_EXERCISE_
List each line holding the string "acceleration".

• • • • • • •

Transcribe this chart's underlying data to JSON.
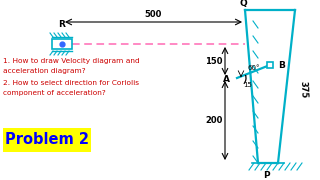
{
  "bg_color": "#ffffff",
  "cyan": "#00b0c8",
  "red_text": "#cc0000",
  "yellow_bg": "#ffff00",
  "blue_dot": "#3366ff",
  "pink_dash": "#ff69b4",
  "black": "#000000",
  "title_lines": [
    "1. How to draw Velocity diagram and",
    "acceleration diagram?",
    "2. How to select direction for Coriolis",
    "component of acceleration?"
  ],
  "problem_label": "Problem 2",
  "dim_500": "500",
  "dim_150": "150",
  "dim_200": "200",
  "dim_375": "375",
  "dim_15": "15",
  "dim_60": "60°",
  "label_Q": "Q",
  "label_P": "P",
  "label_A": "A",
  "label_B": "B",
  "label_R": "R"
}
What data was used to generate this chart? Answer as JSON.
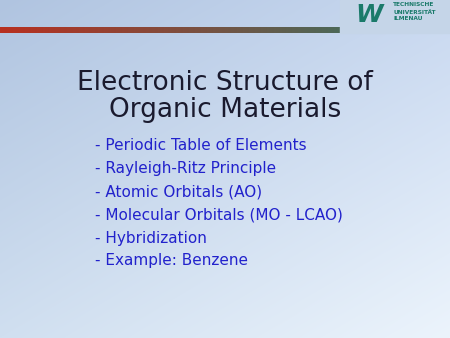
{
  "title_line1": "Electronic Structure of",
  "title_line2": "Organic Materials",
  "title_color": "#1a1a2e",
  "title_fontsize": 19,
  "bullet_items": [
    "- Periodic Table of Elements",
    "- Rayleigh-Ritz Principle",
    "- Atomic Orbitals (AO)",
    "- Molecular Orbitals (MO - LCAO)",
    "- Hybridization",
    "- Example: Benzene"
  ],
  "bullet_color": "#2222cc",
  "bullet_fontsize": 11,
  "bg_color_topleft": "#b0c4e0",
  "bg_color_topright": "#c8d8f0",
  "bg_color_bottomleft": "#d0dff0",
  "bg_color_bottomright": "#e8f0f8",
  "header_stripe_teal": "#2a7a6a",
  "header_stripe_red": "#b83020",
  "logo_box_color": "#c5d5e8",
  "logo_text_color": "#1a7a6a",
  "logo_text": "TECHNISCHE\nUNIVERSITÄT\nILMENAU"
}
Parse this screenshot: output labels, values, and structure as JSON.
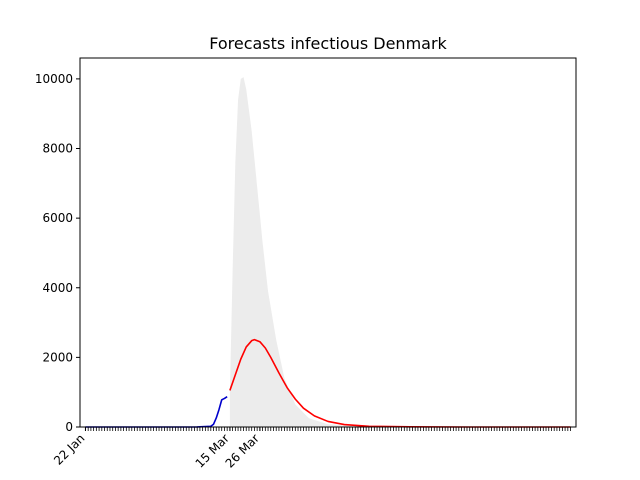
{
  "chart_data": {
    "type": "line",
    "title": "Forecasts infectious Denmark",
    "xlabel": "",
    "ylabel": "",
    "ylim": [
      0,
      10600
    ],
    "yticks": [
      0,
      2000,
      4000,
      6000,
      8000,
      10000
    ],
    "x_range": [
      "2020-01-20",
      "2020-07-20"
    ],
    "x_labeled_ticks": [
      {
        "date": "2020-01-22",
        "label": "22 Jan"
      },
      {
        "date": "2020-03-15",
        "label": "15 Mar"
      },
      {
        "date": "2020-03-26",
        "label": "26 Mar"
      }
    ],
    "x_minor_tick_dates": {
      "start": "2020-01-22",
      "end": "2020-07-18"
    },
    "grid": false,
    "colors": {
      "observed": "#0000cc",
      "forecast": "#ff0000",
      "band": "#ececec"
    },
    "series": [
      {
        "name": "",
        "style": "observed",
        "points": [
          {
            "x": "2020-01-22",
            "y": 0
          },
          {
            "x": "2020-02-26",
            "y": 0
          },
          {
            "x": "2020-03-03",
            "y": 3
          },
          {
            "x": "2020-03-08",
            "y": 20
          },
          {
            "x": "2020-03-09",
            "y": 80
          },
          {
            "x": "2020-03-10",
            "y": 260
          },
          {
            "x": "2020-03-11",
            "y": 500
          },
          {
            "x": "2020-03-12",
            "y": 780
          },
          {
            "x": "2020-03-13",
            "y": 820
          },
          {
            "x": "2020-03-14",
            "y": 870
          }
        ]
      },
      {
        "name": "",
        "style": "forecast",
        "points": [
          {
            "x": "2020-03-15",
            "y": 1050
          },
          {
            "x": "2020-03-17",
            "y": 1500
          },
          {
            "x": "2020-03-19",
            "y": 1950
          },
          {
            "x": "2020-03-21",
            "y": 2300
          },
          {
            "x": "2020-03-23",
            "y": 2480
          },
          {
            "x": "2020-03-24",
            "y": 2510
          },
          {
            "x": "2020-03-26",
            "y": 2450
          },
          {
            "x": "2020-03-28",
            "y": 2270
          },
          {
            "x": "2020-03-30",
            "y": 2000
          },
          {
            "x": "2020-04-02",
            "y": 1550
          },
          {
            "x": "2020-04-05",
            "y": 1130
          },
          {
            "x": "2020-04-08",
            "y": 800
          },
          {
            "x": "2020-04-11",
            "y": 540
          },
          {
            "x": "2020-04-15",
            "y": 320
          },
          {
            "x": "2020-04-20",
            "y": 160
          },
          {
            "x": "2020-04-26",
            "y": 70
          },
          {
            "x": "2020-05-05",
            "y": 20
          },
          {
            "x": "2020-05-20",
            "y": 5
          },
          {
            "x": "2020-06-10",
            "y": 0
          },
          {
            "x": "2020-07-18",
            "y": 0
          }
        ]
      }
    ],
    "band": {
      "lower": 0,
      "upper": [
        {
          "x": "2020-03-15",
          "y": 1000
        },
        {
          "x": "2020-03-16",
          "y": 4500
        },
        {
          "x": "2020-03-17",
          "y": 7600
        },
        {
          "x": "2020-03-18",
          "y": 9400
        },
        {
          "x": "2020-03-19",
          "y": 10000
        },
        {
          "x": "2020-03-20",
          "y": 10050
        },
        {
          "x": "2020-03-21",
          "y": 9700
        },
        {
          "x": "2020-03-23",
          "y": 8500
        },
        {
          "x": "2020-03-25",
          "y": 6900
        },
        {
          "x": "2020-03-27",
          "y": 5300
        },
        {
          "x": "2020-03-29",
          "y": 3900
        },
        {
          "x": "2020-04-01",
          "y": 2500
        },
        {
          "x": "2020-04-04",
          "y": 1400
        },
        {
          "x": "2020-04-08",
          "y": 650
        },
        {
          "x": "2020-04-13",
          "y": 250
        },
        {
          "x": "2020-04-20",
          "y": 80
        },
        {
          "x": "2020-05-01",
          "y": 20
        },
        {
          "x": "2020-05-20",
          "y": 3
        },
        {
          "x": "2020-06-10",
          "y": 0
        }
      ]
    }
  }
}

• • • • • • •

_FINAL ANSWER_
    "acceleration diagram?",
    "component of acceleration?"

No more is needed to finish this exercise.